=== 本文抜粋 ===

繊維は新材料/テクテキスタイル2019⑭

2019年06月14日(Fri曜日)

ニッチな高性能繊維

 難燃性や耐熱性などが特徴の高性能繊維として、思い浮かべるのは、消防服に使うメタ系アラミド繊維、焼却場のバグフィルター(ろ過布)が主力のポリフェニレンサルファイド(PPS)繊維、フッ素繊維、ポリイミド繊維などだろうか。

 そのどれでもない高性能繊維がある。東証一部上場企業である群栄化学工業(群馬県高崎市)が製造するノボロイド繊維「カイノール」だ。フェノール樹脂を原料とするカイノールは一般的ではない。しかし、特殊用途での認知度は高く、特に直接、間接含めた輸出比率は60~70%と海外が主戦場。このため「テクテキスタイル」にはドイツの販売子会社、カイノール・ヨーロッパが継続出展を続ける。

 独特の金茶色からなるカイノールは、難燃性の基準であるLOI(限界酸素指数)が30~34%。これは難燃性が特徴のモダクリル(26%)、メタ系アラミド繊維(28%)を上回る。耐熱性も300℃と高く、150~250℃領域では長時間安定性を持つ。

 また、炎に当たっても炭素化するのみで溶融しない。燃焼しても有毒ガスは発生せず、煙が少なく、耐薬品性にも優れる。熱伝導率も小さいため、断熱性が高く、極低温(マイナス192℃)に耐える。

===

- **指示**
上のカイノール繊維の記事を、最後の文のあとから書き継ぐこと。

=== データ ===

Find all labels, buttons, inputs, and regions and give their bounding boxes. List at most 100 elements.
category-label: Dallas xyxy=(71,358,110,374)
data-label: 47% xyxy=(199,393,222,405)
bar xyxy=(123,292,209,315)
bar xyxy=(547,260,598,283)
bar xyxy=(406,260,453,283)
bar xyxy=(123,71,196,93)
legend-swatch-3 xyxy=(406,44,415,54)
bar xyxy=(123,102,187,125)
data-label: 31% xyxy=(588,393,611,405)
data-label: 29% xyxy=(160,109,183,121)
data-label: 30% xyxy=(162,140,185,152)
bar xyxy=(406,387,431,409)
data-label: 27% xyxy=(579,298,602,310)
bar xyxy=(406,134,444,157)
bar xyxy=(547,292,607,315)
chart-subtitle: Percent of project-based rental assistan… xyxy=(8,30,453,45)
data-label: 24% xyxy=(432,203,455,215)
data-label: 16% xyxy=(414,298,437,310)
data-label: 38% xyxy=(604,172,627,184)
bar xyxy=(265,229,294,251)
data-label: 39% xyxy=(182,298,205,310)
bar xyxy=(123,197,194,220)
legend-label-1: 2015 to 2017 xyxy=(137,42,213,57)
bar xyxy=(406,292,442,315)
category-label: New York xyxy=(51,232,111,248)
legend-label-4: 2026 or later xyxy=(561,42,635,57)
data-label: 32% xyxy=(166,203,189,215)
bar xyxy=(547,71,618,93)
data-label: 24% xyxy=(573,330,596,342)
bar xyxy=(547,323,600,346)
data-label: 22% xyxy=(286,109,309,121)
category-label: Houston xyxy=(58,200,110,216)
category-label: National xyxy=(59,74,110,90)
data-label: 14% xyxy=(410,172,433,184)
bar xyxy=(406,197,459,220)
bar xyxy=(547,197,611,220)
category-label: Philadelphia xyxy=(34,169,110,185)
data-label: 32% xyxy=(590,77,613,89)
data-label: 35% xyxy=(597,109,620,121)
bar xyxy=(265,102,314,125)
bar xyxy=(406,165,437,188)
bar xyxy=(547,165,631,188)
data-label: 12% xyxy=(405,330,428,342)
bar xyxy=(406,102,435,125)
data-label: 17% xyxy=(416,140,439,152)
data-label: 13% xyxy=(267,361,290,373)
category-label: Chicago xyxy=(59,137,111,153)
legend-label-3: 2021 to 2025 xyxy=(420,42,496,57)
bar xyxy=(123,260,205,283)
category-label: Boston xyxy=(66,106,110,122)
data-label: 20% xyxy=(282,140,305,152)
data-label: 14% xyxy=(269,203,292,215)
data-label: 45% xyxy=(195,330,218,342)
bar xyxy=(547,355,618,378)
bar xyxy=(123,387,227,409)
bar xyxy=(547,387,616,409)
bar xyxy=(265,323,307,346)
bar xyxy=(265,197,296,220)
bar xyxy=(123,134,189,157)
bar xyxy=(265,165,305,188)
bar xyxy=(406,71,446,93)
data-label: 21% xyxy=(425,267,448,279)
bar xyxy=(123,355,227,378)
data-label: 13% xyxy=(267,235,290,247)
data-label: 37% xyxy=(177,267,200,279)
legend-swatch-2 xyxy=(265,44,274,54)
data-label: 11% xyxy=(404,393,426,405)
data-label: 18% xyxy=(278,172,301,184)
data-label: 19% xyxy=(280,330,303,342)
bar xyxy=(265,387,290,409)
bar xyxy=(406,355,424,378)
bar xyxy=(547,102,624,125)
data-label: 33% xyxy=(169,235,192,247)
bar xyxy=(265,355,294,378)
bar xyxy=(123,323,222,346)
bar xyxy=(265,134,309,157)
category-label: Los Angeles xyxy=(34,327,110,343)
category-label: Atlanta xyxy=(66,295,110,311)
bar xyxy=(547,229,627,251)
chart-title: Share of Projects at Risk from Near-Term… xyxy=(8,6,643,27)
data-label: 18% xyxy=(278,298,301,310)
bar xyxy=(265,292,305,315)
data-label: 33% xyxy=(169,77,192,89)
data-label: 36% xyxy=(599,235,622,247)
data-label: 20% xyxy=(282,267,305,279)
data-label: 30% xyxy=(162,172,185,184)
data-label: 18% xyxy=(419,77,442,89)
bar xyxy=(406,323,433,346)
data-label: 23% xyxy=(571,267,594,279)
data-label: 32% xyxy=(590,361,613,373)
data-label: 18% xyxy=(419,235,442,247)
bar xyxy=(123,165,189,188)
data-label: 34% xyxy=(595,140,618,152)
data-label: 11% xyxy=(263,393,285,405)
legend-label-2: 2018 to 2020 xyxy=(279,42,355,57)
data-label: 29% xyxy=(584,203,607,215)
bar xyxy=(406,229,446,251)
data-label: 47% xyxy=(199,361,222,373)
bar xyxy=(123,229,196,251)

===

- **解答欄**
 こうした特徴を生かし、防護衣料、航空機の内装材用など防炎用途を主力とするが、今回展では「既存の需要家だけでなく、インドの綿紡績からの問い合わせが多かった。彼らも高付加価値化を図っているようだ」と新顧客開拓に手応えを得た。

 防炎用途だけではない。カイノールを炭化させた炭素繊維や、賦活化(吸着効率を高めるための化学的または物理的な処理)することで活性炭素繊維にもなる。

 炭素繊維ではシール材や摩擦材、活性炭素繊維では浄水フィルターや溶剤回収装置などに使う。「環境規制強化を背景に昨今は中国からの活性炭素繊維の問い合わせも増えている」。この活性炭素繊維や航空機用の好調を背景にこの1~2年、年産600㌧の生産設備はフル稼働にある。

 繊維には綿、ウール、ポリエステルなど汎用繊維だけでなく、一般的には知られていなくても、ニッチ市場で特徴を生かし活躍する素材はある。カイノールはその一例。繊維は奥深い。